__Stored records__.
******************************

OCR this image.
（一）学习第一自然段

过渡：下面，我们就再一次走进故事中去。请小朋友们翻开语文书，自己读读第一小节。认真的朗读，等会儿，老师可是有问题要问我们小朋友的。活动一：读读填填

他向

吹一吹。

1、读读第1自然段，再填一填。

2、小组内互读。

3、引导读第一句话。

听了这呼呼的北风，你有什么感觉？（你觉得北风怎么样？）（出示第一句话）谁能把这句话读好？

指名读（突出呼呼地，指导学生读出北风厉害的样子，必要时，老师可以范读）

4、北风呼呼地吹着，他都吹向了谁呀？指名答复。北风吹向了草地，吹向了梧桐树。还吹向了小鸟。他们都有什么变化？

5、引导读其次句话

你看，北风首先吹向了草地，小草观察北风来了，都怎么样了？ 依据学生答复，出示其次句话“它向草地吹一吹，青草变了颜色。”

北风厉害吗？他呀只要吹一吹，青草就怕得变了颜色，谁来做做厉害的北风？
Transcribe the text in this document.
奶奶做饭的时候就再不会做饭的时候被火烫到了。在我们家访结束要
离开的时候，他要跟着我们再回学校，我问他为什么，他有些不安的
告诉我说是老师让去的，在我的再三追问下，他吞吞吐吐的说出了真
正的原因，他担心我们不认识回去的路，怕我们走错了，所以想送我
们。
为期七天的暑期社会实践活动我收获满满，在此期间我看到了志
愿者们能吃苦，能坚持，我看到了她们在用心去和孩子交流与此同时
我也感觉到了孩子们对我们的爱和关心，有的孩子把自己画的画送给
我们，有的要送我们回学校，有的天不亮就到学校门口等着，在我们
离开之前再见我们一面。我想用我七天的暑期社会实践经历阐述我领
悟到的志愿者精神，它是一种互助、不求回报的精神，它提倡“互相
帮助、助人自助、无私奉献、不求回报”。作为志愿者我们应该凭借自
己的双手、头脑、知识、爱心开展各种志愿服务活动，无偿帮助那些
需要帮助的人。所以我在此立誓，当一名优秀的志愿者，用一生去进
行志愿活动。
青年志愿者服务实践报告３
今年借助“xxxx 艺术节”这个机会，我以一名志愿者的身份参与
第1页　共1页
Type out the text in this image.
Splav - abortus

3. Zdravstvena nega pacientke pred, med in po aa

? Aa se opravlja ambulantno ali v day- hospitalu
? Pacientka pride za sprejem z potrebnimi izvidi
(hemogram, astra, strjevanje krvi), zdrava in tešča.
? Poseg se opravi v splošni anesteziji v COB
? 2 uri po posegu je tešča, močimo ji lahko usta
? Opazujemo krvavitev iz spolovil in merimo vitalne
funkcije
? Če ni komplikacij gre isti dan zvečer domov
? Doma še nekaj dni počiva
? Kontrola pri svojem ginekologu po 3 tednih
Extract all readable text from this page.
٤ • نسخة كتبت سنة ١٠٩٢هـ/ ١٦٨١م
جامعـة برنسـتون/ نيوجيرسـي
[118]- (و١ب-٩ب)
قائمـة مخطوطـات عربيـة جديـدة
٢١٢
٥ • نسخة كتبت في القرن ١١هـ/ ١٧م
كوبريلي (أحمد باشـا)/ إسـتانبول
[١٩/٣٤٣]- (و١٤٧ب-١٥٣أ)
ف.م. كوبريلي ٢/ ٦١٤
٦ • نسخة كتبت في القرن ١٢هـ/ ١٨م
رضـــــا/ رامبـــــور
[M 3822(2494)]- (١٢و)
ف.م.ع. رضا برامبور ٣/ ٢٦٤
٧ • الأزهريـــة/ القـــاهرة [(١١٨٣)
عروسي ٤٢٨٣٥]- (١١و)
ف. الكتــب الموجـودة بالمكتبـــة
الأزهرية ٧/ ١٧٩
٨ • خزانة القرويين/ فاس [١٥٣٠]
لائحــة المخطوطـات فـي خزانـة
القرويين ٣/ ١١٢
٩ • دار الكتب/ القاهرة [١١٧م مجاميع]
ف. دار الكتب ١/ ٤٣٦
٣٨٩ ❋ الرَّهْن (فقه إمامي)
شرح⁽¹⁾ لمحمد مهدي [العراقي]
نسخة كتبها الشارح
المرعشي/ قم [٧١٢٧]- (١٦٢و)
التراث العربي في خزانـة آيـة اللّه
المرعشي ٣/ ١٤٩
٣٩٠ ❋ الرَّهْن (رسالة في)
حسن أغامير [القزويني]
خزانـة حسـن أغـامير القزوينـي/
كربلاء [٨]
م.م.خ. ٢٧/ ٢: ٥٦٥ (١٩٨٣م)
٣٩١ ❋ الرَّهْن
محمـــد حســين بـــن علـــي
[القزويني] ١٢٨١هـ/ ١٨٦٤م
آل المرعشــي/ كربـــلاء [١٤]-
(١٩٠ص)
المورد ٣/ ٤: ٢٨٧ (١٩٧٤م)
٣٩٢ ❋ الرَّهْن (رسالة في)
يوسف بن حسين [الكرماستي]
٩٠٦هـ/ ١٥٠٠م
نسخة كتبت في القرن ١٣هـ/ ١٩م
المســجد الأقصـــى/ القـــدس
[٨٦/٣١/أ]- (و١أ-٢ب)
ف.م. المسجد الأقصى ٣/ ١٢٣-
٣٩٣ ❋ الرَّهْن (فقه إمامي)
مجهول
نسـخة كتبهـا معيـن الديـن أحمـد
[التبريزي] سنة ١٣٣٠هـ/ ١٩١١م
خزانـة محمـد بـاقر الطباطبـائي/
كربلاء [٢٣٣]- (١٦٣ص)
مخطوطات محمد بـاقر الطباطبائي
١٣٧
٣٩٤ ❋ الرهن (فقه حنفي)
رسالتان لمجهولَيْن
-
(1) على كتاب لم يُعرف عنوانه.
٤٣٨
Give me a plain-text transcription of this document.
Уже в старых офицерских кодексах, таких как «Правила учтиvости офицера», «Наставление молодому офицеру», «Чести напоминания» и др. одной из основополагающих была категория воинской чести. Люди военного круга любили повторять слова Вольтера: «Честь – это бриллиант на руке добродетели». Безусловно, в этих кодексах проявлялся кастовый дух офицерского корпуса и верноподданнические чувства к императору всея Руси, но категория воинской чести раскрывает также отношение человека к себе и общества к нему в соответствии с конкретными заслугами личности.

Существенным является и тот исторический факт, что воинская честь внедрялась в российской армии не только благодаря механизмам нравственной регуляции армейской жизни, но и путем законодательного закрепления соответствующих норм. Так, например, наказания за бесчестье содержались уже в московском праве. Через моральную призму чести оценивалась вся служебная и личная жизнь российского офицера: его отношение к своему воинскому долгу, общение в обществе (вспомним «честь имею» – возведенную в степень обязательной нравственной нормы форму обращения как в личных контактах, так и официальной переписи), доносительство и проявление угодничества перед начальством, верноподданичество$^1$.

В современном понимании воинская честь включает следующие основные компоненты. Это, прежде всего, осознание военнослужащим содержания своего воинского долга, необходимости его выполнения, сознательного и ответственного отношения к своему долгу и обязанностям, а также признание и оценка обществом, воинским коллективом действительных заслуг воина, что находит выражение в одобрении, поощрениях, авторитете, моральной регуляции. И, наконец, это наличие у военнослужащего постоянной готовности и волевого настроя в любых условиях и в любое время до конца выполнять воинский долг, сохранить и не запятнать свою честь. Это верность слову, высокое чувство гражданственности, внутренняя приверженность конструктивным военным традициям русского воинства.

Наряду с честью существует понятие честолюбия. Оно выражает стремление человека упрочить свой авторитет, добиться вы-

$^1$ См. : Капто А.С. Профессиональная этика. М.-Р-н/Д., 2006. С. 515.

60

******************************

__SET PROBLEM__. Retype the listing above in full, with no alterations.

__REPLY TO THE EXERCISE__.
OCR this image.
（一）学习第一自然段

过渡：下面，我们就再一次走进故事中去。请小朋友们翻开语文书，自己读读第一小节。认真的朗读，等会儿，老师可是有问题要问我们小朋友的。活动一：读读填填

他向

吹一吹。

1、读读第1自然段，再填一填。

2、小组内互读。

3、引导读第一句话。

听了这呼呼的北风，你有什么感觉？（你觉得北风怎么样？）（出示第一句话）谁能把这句话读好？

指名读（突出呼呼地，指导学生读出北风厉害的样子，必要时，老师可以范读）

4、北风呼呼地吹着，他都吹向了谁呀？指名答复。北风吹向了草地，吹向了梧桐树。还吹向了小鸟。他们都有什么变化？

5、引导读其次句话

你看，北风首先吹向了草地，小草观察北风来了，都怎么样了？ 依据学生答复，出示其次句话“它向草地吹一吹，青草变了颜色。”

北风厉害吗？他呀只要吹一吹，青草就怕得变了颜色，谁来做做厉害的北风？
Transcribe the text in this document.
奶奶做饭的时候就再不会做饭的时候被火烫到了。在我们家访结束要
离开的时候，他要跟着我们再回学校，我问他为什么，他有些不安的
告诉我说是老师让去的，在我的再三追问下，他吞吞吐吐的说出了真
正的原因，他担心我们不认识回去的路，怕我们走错了，所以想送我
们。
为期七天的暑期社会实践活动我收获满满，在此期间我看到了志
愿者们能吃苦，能坚持，我看到了她们在用心去和孩子交流与此同时
我也感觉到了孩子们对我们的爱和关心，有的孩子把自己画的画送给
我们，有的要送我们回学校，有的天不亮就到学校门口等着，在我们
离开之前再见我们一面。我想用我七天的暑期社会实践经历阐述我领
悟到的志愿者精神，它是一种互助、不求回报的精神，它提倡“互相
帮助、助人自助、无私奉献、不求回报”。作为志愿者我们应该凭借自
己的双手、头脑、知识、爱心开展各种志愿服务活动，无偿帮助那些
需要帮助的人。所以我在此立誓，当一名优秀的志愿者，用一生去进
行志愿活动。
青年志愿者服务实践报告３
今年借助“xxxx 艺术节”这个机会，我以一名志愿者的身份参与
第1页　共1页
Type out the text in this image.
Splav - abortus

3. Zdravstvena nega pacientke pred, med in po aa

? Aa se opravlja ambulantno ali v day- hospitalu
? Pacientka pride za sprejem z potrebnimi izvidi
(hemogram, astra, strjevanje krvi), zdrava in tešča.
? Poseg se opravi v splošni anesteziji v COB
? 2 uri po posegu je tešča, močimo ji lahko usta
? Opazujemo krvavitev iz spolovil in merimo vitalne
funkcije
? Če ni komplikacij gre isti dan zvečer domov
? Doma še nekaj dni počiva
? Kontrola pri svojem ginekologu po 3 tednih
Extract all readable text from this page.
٤ • نسخة كتبت سنة ١٠٩٢هـ/ ١٦٨١م
جامعـة برنسـتون/ نيوجيرسـي
[118]- (و١ب-٩ب)
قائمـة مخطوطـات عربيـة جديـدة
٢١٢
٥ • نسخة كتبت في القرن ١١هـ/ ١٧م
كوبريلي (أحمد باشـا)/ إسـتانبول
[١٩/٣٤٣]- (و١٤٧ب-١٥٣أ)
ف.م. كوبريلي ٢/ ٦١٤
٦ • نسخة كتبت في القرن ١٢هـ/ ١٨م
رضـــــا/ رامبـــــور
[M 3822(2494)]- (١٢و)
ف.م.ع. رضا برامبور ٣/ ٢٦٤
٧ • الأزهريـــة/ القـــاهرة [(١١٨٣)
عروسي ٤٢٨٣٥]- (١١و)
ف. الكتــب الموجـودة بالمكتبـــة
الأزهرية ٧/ ١٧٩
٨ • خزانة القرويين/ فاس [١٥٣٠]
لائحــة المخطوطـات فـي خزانـة
القرويين ٣/ ١١٢
٩ • دار الكتب/ القاهرة [١١٧م مجاميع]
ف. دار الكتب ١/ ٤٣٦
٣٨٩ ❋ الرَّهْن (فقه إمامي)
شرح⁽¹⁾ لمحمد مهدي [العراقي]
نسخة كتبها الشارح
المرعشي/ قم [٧١٢٧]- (١٦٢و)
التراث العربي في خزانـة آيـة اللّه
المرعشي ٣/ ١٤٩
٣٩٠ ❋ الرَّهْن (رسالة في)
حسن أغامير [القزويني]
خزانـة حسـن أغـامير القزوينـي/
كربلاء [٨]
م.م.خ. ٢٧/ ٢: ٥٦٥ (١٩٨٣م)
٣٩١ ❋ الرَّهْن
محمـــد حســين بـــن علـــي
[القزويني] ١٢٨١هـ/ ١٨٦٤م
آل المرعشــي/ كربـــلاء [١٤]-
(١٩٠ص)
المورد ٣/ ٤: ٢٨٧ (١٩٧٤م)
٣٩٢ ❋ الرَّهْن (رسالة في)
يوسف بن حسين [الكرماستي]
٩٠٦هـ/ ١٥٠٠م
نسخة كتبت في القرن ١٣هـ/ ١٩م
المســجد الأقصـــى/ القـــدس
[٨٦/٣١/أ]- (و١أ-٢ب)
ف.م. المسجد الأقصى ٣/ ١٢٣-
٣٩٣ ❋ الرَّهْن (فقه إمامي)
مجهول
نسـخة كتبهـا معيـن الديـن أحمـد
[التبريزي] سنة ١٣٣٠هـ/ ١٩١١م
خزانـة محمـد بـاقر الطباطبـائي/
كربلاء [٢٣٣]- (١٦٣ص)
مخطوطات محمد بـاقر الطباطبائي
١٣٧
٣٩٤ ❋ الرهن (فقه حنفي)
رسالتان لمجهولَيْن
-
(1) على كتاب لم يُعرف عنوانه.
٤٣٨
Give me a plain-text transcription of this document.
Уже в старых офицерских кодексах, таких как «Правила учтиvости офицера», «Наставление молодому офицеру», «Чести напоминания» и др. одной из основополагающих была категория воинской чести. Люди военного круга любили повторять слова Вольтера: «Честь – это бриллиант на руке добродетели». Безусловно, в этих кодексах проявлялся кастовый дух офицерского корпуса и верноподданнические чувства к императору всея Руси, но категория воинской чести раскрывает также отношение человека к себе и общества к нему в соответствии с конкретными заслугами личности.

Существенным является и тот исторический факт, что воинская честь внедрялась в российской армии не только благодаря механизмам нравственной регуляции армейской жизни, но и путем законодательного закрепления соответствующих норм. Так, например, наказания за бесчестье содержались уже в московском праве. Через моральную призму чести оценивалась вся служебная и личная жизнь российского офицера: его отношение к своему воинскому долгу, общение в обществе (вспомним «честь имею» – возведенную в степень обязательной нравственной нормы форму обращения как в личных контактах, так и официальной переписи), доносительство и проявление угодничества перед начальством, верноподданичество$^1$.

В современном понимании воинская честь включает следующие основные компоненты. Это, прежде всего, осознание военнослужащим содержания своего воинского долга, необходимости его выполнения, сознательного и ответственного отношения к своему долгу и обязанностям, а также признание и оценка обществом, воинским коллективом действительных заслуг воина, что находит выражение в одобрении, поощрениях, авторитете, моральной регуляции. И, наконец, это наличие у военнослужащего постоянной готовности и волевого настроя в любых условиях и в любое время до конца выполнять воинский долг, сохранить и не запятнать свою честь. Это верность слову, высокое чувство гражданственности, внутренняя приверженность конструктивным военным традициям русского воинства.

Наряду с честью существует понятие честолюбия. Оно выражает стремление человека упрочить свой авторитет, добиться вы-

$^1$ См. : Капто А.С. Профессиональная этика. М.-Р-н/Д., 2006. С. 515.

60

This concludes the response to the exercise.